PROBLEM DETAILS
What follows is a set of records, each of which is to be written out exactly.

(Data entries)
>>>

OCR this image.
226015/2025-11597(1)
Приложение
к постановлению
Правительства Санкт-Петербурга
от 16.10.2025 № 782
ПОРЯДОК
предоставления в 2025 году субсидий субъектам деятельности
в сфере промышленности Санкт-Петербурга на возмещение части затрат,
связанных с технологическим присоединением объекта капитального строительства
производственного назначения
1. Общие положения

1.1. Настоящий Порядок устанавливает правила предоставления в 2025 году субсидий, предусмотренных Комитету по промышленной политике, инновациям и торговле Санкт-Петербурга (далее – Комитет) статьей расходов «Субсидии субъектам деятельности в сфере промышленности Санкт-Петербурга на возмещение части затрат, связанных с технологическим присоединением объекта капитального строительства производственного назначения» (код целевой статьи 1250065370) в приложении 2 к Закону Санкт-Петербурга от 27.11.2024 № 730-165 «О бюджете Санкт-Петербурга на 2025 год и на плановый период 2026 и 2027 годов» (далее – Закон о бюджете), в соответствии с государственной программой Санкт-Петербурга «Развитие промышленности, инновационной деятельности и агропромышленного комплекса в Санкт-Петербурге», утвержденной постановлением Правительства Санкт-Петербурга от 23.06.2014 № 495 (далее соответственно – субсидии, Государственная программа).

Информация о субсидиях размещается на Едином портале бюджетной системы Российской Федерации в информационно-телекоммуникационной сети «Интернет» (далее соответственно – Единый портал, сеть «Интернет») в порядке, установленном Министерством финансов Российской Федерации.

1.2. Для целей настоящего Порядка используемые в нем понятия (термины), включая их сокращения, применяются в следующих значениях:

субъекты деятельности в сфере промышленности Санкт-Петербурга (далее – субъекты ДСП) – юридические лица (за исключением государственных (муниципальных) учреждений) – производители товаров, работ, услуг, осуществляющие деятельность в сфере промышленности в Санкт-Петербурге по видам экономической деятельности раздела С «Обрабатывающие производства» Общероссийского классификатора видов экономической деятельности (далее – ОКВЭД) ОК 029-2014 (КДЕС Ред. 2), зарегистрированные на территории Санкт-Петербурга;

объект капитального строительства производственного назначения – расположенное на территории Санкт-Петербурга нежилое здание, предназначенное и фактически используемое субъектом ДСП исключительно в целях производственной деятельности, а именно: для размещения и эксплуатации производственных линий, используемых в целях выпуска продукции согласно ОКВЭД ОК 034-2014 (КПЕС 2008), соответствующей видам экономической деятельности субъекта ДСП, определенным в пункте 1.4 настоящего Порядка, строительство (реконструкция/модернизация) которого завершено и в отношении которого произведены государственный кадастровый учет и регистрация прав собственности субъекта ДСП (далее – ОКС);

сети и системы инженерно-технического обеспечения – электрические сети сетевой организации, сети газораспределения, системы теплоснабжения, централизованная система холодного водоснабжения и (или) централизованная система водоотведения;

<<<

RESULT OF THIS EXERCISE
OCR this image.
226015/2025-11597(1)
Приложение
к постановлению
Правительства Санкт-Петербурга
от 16.10.2025 № 782
ПОРЯДОК
предоставления в 2025 году субсидий субъектам деятельности
в сфере промышленности Санкт-Петербурга на возмещение части затрат,
связанных с технологическим присоединением объекта капитального строительства
производственного назначения
1. Общие положения

1.1. Настоящий Порядок устанавливает правила предоставления в 2025 году субсидий, предусмотренных Комитету по промышленной политике, инновациям и торговле Санкт-Петербурга (далее – Комитет) статьей расходов «Субсидии субъектам деятельности в сфере промышленности Санкт-Петербурга на возмещение части затрат, связанных с технологическим присоединением объекта капитального строительства производственного назначения» (код целевой статьи 1250065370) в приложении 2 к Закону Санкт-Петербурга от 27.11.2024 № 730-165 «О бюджете Санкт-Петербурга на 2025 год и на плановый период 2026 и 2027 годов» (далее – Закон о бюджете), в соответствии с государственной программой Санкт-Петербурга «Развитие промышленности, инновационной деятельности и агропромышленного комплекса в Санкт-Петербурге», утвержденной постановлением Правительства Санкт-Петербурга от 23.06.2014 № 495 (далее соответственно – субсидии, Государственная программа).

Информация о субсидиях размещается на Едином портале бюджетной системы Российской Федерации в информационно-телекоммуникационной сети «Интернет» (далее соответственно – Единый портал, сеть «Интернет») в порядке, установленном Министерством финансов Российской Федерации.

1.2. Для целей настоящего Порядка используемые в нем понятия (термины), включая их сокращения, применяются в следующих значениях:

субъекты деятельности в сфере промышленности Санкт-Петербурга (далее – субъекты ДСП) – юридические лица (за исключением государственных (муниципальных) учреждений) – производители товаров, работ, услуг, осуществляющие деятельность в сфере промышленности в Санкт-Петербурге по видам экономической деятельности раздела С «Обрабатывающие производства» Общероссийского классификатора видов экономической деятельности (далее – ОКВЭД) ОК 029-2014 (КДЕС Ред. 2), зарегистрированные на территории Санкт-Петербурга;

объект капитального строительства производственного назначения – расположенное на территории Санкт-Петербурга нежилое здание, предназначенное и фактически используемое субъектом ДСП исключительно в целях производственной деятельности, а именно: для размещения и эксплуатации производственных линий, используемых в целях выпуска продукции согласно ОКВЭД ОК 034-2014 (КПЕС 2008), соответствующей видам экономической деятельности субъекта ДСП, определенным в пункте 1.4 настоящего Порядка, строительство (реконструкция/модернизация) которого завершено и в отношении которого произведены государственный кадастровый учет и регистрация прав собственности субъекта ДСП (далее – ОКС);

сети и системы инженерно-технического обеспечения – электрические сети сетевой организации, сети газораспределения, системы теплоснабжения, централизованная система холодного водоснабжения и (или) централизованная система водоотведения;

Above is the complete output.